YOUR GOAL: Go through the entries below and copy each line containing the word "unity".

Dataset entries
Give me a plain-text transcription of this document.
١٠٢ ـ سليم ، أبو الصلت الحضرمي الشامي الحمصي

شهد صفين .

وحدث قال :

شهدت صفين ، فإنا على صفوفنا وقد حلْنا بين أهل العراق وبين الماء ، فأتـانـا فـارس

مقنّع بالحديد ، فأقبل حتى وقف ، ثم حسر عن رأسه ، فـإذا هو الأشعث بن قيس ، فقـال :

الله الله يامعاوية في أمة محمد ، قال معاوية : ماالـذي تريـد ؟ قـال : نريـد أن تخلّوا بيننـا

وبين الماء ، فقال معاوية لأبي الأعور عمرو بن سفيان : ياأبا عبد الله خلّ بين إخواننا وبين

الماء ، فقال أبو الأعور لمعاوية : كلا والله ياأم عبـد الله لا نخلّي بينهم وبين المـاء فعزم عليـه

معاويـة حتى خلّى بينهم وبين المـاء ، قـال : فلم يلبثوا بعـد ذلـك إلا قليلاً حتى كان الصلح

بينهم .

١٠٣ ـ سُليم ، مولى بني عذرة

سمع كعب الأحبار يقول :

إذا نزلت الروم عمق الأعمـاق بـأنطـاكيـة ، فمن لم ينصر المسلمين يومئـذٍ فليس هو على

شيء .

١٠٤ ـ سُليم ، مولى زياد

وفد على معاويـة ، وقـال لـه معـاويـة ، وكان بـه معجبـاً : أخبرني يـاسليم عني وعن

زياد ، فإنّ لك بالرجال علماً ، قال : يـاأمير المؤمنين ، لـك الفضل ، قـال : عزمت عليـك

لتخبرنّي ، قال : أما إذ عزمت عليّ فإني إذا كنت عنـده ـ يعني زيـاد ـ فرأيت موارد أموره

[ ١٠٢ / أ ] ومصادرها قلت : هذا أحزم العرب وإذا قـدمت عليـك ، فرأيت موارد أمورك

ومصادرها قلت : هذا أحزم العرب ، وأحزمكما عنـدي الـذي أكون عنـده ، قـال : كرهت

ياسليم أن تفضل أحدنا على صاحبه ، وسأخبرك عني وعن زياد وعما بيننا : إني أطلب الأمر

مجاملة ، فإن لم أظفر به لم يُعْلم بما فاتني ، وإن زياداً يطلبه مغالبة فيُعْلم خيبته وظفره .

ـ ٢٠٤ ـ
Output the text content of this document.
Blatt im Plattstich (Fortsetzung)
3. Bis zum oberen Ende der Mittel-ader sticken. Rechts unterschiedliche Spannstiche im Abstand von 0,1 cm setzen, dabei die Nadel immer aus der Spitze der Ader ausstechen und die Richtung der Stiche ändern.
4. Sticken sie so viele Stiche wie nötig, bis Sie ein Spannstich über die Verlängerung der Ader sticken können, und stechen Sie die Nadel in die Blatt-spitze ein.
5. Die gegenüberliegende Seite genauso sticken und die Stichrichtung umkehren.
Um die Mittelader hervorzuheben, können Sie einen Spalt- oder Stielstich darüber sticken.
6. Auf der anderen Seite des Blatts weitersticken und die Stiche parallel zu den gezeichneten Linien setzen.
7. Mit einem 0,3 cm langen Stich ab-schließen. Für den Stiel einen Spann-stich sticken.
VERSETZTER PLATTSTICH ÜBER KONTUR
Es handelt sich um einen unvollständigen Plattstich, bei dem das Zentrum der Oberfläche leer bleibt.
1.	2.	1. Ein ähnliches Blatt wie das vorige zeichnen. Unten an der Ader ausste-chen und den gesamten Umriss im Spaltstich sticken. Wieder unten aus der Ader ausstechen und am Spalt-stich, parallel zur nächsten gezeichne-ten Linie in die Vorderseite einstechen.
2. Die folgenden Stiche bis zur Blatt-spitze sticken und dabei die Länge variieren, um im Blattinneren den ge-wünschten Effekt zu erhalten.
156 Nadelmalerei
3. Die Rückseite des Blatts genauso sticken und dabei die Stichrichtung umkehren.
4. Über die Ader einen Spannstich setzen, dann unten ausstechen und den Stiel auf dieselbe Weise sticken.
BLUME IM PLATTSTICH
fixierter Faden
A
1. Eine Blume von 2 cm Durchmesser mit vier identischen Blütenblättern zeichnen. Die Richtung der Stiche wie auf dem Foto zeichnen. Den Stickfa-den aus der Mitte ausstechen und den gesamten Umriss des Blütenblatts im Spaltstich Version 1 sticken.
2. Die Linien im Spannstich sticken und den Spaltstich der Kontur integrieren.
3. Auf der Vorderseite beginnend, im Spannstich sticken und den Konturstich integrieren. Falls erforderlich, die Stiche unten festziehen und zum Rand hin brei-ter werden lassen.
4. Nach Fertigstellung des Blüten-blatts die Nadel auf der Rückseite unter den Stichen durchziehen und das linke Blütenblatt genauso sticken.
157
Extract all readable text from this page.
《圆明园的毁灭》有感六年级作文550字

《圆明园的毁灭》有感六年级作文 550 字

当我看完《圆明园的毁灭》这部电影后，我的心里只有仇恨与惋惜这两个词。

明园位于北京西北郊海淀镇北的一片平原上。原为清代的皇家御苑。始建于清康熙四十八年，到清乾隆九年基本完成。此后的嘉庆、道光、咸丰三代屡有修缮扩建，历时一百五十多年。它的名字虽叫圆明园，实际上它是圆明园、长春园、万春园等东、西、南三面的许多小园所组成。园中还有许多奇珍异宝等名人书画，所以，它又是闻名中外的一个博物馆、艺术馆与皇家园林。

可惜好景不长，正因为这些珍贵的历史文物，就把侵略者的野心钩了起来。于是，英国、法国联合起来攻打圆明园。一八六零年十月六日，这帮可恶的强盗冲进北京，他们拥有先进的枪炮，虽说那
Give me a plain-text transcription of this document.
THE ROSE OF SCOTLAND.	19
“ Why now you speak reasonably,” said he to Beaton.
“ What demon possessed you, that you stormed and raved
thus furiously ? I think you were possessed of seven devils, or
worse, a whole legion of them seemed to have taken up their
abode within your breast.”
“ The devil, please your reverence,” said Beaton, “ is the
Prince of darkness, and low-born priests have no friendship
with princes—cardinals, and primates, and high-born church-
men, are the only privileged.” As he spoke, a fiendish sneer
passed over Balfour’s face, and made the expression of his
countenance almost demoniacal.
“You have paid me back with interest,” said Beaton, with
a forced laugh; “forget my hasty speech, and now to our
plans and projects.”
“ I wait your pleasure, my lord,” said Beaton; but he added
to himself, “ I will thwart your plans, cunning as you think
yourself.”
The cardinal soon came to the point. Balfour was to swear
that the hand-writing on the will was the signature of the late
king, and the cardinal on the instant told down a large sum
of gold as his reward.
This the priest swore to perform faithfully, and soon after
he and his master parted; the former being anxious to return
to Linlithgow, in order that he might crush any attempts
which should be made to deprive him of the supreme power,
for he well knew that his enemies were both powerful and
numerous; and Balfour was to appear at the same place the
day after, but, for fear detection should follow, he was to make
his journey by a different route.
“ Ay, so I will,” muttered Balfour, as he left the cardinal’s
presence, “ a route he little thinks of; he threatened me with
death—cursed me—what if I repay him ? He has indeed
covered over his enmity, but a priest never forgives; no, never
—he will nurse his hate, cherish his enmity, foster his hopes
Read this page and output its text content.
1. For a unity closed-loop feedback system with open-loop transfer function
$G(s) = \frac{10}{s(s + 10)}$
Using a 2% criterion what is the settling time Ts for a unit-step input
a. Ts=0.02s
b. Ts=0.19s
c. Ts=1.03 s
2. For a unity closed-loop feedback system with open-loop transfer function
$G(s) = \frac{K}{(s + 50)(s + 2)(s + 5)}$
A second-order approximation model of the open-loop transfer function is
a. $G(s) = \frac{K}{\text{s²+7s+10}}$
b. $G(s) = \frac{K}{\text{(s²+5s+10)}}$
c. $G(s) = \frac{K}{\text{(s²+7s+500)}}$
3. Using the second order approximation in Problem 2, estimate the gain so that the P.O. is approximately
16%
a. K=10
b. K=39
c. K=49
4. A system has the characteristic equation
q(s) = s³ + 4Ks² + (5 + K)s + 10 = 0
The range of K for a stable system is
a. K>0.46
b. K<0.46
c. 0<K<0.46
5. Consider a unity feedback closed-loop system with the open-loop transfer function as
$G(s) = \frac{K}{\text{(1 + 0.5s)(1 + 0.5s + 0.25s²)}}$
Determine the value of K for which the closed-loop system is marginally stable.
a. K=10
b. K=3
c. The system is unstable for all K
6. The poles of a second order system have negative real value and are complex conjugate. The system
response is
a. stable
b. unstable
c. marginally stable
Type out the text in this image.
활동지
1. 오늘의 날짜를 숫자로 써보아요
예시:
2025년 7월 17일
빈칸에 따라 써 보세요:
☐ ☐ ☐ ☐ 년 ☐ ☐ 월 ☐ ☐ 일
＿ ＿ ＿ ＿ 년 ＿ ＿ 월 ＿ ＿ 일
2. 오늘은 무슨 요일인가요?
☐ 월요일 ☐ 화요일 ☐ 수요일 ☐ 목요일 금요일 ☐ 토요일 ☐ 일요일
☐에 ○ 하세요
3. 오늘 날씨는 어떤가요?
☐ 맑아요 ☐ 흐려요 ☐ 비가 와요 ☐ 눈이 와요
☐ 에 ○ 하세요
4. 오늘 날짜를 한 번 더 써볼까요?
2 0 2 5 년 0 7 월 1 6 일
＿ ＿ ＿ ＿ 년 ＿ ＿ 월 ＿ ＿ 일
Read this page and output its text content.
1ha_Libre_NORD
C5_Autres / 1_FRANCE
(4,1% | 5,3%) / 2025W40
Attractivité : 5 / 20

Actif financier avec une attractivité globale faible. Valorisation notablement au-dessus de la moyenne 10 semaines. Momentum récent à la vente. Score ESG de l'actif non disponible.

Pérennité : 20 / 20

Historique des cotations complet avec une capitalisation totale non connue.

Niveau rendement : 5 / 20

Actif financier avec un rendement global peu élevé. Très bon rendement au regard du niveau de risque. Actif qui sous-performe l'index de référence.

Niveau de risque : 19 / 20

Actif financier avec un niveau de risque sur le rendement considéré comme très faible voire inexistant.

TASK OUTPUT:
1. For a unity closed-loop feedback system with open-loop transfer function
2. For a unity closed-loop feedback system with open-loop transfer function
5. Consider a unity feedback closed-loop system with the open-loop transfer function as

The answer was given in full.